Stated task:
Hunt for the word "Netherlands" across the entries below, copying each line that holds it.

Dataset records:

___

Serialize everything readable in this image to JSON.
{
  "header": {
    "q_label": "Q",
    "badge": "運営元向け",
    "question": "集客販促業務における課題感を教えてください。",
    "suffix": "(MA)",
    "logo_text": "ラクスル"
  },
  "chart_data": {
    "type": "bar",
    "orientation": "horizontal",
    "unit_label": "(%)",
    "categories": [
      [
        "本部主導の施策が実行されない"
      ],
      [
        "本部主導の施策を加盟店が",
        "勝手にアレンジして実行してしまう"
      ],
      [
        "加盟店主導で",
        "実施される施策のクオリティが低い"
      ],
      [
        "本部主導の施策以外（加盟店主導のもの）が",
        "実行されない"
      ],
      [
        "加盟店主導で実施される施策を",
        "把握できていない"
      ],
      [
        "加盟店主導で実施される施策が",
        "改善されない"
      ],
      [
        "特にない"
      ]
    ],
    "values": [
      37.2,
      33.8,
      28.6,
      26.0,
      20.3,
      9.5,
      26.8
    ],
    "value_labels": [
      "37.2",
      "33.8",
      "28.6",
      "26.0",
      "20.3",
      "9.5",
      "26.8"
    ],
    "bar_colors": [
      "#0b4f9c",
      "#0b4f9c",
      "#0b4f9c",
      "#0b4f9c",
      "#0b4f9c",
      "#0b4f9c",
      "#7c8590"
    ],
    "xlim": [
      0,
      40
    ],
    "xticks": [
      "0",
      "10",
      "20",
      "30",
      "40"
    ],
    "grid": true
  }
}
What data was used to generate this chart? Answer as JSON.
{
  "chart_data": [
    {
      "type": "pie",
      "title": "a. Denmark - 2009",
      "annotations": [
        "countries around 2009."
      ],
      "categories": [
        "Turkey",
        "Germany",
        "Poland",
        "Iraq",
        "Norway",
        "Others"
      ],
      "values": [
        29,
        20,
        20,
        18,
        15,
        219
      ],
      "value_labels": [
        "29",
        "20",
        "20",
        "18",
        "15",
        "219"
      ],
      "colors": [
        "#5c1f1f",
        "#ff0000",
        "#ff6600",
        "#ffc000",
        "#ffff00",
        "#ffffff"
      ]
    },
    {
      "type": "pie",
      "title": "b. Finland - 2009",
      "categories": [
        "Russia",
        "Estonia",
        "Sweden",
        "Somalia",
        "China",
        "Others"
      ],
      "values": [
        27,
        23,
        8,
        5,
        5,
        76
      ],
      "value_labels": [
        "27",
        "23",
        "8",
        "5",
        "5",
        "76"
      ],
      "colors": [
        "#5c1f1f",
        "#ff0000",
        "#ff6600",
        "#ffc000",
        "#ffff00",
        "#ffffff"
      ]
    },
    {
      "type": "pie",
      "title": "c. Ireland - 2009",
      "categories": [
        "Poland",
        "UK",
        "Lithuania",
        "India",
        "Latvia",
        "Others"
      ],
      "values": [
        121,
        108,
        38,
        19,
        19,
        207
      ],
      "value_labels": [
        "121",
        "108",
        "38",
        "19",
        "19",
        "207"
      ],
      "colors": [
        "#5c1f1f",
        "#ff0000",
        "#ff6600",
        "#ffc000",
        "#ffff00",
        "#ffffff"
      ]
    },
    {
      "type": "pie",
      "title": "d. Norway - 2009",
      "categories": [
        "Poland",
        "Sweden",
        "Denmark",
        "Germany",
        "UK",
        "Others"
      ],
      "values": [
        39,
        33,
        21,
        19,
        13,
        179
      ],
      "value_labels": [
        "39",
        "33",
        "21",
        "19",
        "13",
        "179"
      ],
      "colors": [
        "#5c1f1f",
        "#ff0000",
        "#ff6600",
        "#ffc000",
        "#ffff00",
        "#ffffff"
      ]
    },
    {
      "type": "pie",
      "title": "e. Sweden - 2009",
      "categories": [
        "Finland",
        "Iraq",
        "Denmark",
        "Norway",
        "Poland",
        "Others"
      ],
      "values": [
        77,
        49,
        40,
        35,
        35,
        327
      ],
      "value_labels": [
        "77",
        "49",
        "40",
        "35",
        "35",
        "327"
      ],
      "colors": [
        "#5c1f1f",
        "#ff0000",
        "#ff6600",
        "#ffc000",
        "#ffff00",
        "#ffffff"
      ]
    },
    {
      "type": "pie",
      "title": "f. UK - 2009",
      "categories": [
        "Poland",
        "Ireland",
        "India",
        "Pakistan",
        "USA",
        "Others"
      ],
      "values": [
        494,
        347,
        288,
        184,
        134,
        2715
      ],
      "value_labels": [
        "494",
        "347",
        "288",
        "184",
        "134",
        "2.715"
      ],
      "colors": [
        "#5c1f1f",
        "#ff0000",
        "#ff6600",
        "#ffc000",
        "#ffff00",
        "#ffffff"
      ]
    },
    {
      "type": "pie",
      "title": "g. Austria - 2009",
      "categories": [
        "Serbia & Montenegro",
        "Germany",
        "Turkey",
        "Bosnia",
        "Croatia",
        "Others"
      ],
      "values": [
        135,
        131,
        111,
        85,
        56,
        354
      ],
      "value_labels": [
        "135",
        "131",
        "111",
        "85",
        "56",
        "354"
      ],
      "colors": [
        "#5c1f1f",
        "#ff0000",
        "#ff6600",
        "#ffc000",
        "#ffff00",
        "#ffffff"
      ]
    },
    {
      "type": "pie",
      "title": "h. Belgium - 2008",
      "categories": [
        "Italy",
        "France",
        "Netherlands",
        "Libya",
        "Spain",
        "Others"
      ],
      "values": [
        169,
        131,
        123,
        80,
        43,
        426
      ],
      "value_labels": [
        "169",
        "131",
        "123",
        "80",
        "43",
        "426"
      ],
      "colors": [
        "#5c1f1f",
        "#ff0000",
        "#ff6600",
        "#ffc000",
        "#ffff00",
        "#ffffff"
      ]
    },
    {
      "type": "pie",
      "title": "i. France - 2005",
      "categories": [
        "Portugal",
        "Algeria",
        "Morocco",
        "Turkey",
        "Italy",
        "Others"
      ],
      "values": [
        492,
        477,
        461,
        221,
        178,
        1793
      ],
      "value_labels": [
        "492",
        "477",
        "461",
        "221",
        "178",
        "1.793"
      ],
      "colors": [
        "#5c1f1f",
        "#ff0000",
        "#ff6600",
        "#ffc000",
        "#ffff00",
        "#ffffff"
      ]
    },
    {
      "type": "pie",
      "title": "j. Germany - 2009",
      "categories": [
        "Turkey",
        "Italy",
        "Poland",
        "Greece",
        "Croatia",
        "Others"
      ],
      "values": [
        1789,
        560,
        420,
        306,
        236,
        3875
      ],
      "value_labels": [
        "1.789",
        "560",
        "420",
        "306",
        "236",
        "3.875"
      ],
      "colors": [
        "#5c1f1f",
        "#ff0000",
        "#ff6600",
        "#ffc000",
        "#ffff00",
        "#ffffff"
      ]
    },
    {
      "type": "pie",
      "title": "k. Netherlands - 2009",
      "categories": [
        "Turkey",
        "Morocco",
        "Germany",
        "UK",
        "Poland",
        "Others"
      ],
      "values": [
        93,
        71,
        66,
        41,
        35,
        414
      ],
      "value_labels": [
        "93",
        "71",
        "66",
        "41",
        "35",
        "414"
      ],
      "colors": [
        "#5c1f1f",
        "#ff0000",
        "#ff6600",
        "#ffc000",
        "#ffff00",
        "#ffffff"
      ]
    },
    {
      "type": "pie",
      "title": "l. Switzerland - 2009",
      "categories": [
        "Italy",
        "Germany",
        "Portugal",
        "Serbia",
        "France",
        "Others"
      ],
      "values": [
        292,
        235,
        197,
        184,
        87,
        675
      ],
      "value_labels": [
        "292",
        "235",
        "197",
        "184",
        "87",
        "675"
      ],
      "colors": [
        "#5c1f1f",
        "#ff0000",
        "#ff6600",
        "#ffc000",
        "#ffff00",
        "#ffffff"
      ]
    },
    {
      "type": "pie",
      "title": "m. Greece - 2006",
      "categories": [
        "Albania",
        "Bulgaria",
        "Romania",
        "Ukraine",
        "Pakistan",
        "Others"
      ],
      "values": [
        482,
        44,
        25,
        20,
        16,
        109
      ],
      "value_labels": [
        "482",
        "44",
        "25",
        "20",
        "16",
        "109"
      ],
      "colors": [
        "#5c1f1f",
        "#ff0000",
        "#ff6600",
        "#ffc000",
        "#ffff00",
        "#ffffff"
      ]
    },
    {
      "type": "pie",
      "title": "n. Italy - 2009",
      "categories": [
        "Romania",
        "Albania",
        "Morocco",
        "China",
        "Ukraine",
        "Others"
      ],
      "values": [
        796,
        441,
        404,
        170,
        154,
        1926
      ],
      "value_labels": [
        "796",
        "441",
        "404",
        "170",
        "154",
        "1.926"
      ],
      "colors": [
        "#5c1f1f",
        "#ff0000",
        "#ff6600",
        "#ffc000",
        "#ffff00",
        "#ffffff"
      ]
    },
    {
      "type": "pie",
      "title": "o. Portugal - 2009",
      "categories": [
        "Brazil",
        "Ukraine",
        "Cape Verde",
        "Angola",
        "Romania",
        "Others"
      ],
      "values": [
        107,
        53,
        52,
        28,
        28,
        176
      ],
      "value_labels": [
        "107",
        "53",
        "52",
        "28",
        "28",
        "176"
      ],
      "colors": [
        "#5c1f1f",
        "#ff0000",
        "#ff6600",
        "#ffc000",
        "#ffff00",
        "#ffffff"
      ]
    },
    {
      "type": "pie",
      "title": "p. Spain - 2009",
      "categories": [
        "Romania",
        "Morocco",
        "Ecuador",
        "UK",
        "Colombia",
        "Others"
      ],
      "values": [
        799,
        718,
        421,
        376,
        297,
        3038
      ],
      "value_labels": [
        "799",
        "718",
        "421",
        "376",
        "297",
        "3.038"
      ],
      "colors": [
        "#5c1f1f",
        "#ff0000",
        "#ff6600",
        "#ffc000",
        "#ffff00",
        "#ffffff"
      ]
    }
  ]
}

___

Written solution:
        "Netherlands",
      "title": "k. Netherlands - 2009",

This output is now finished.